Go through the listing and write out all of it exactly.
BEGIN
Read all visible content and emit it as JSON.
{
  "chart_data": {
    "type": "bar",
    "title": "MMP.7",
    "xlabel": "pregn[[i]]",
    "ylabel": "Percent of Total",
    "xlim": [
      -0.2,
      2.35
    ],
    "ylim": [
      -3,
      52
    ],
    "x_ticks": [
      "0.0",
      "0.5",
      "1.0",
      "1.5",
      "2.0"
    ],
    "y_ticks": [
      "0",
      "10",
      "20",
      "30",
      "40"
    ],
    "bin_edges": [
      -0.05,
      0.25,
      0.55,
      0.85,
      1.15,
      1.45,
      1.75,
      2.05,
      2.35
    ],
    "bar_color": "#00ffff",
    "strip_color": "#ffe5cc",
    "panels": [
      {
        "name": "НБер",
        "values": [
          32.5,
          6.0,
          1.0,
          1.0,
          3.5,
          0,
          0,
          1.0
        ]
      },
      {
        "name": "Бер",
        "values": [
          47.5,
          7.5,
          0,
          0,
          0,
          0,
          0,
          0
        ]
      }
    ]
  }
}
END
**Result of this exercise**
Read all visible content and emit it as JSON.
{
  "chart_data": {
    "type": "bar",
    "title": "MMP.7",
    "xlabel": "pregn[[i]]",
    "ylabel": "Percent of Total",
    "xlim": [
      -0.2,
      2.35
    ],
    "ylim": [
      -3,
      52
    ],
    "x_ticks": [
      "0.0",
      "0.5",
      "1.0",
      "1.5",
      "2.0"
    ],
    "y_ticks": [
      "0",
      "10",
      "20",
      "30",
      "40"
    ],
    "bin_edges": [
      -0.05,
      0.25,
      0.55,
      0.85,
      1.15,
      1.45,
      1.75,
      2.05,
      2.35
    ],
    "bar_color": "#00ffff",
    "strip_color": "#ffe5cc",
    "panels": [
      {
        "name": "НБер",
        "values": [
          32.5,
          6.0,
          1.0,
          1.0,
          3.5,
          0,
          0,
          1.0
        ]
      },
      {
        "name": "Бер",
        "values": [
          47.5,
          7.5,
          0,
          0,
          0,
          0,
          0,
          0
        ]
      }
    ]
  }
}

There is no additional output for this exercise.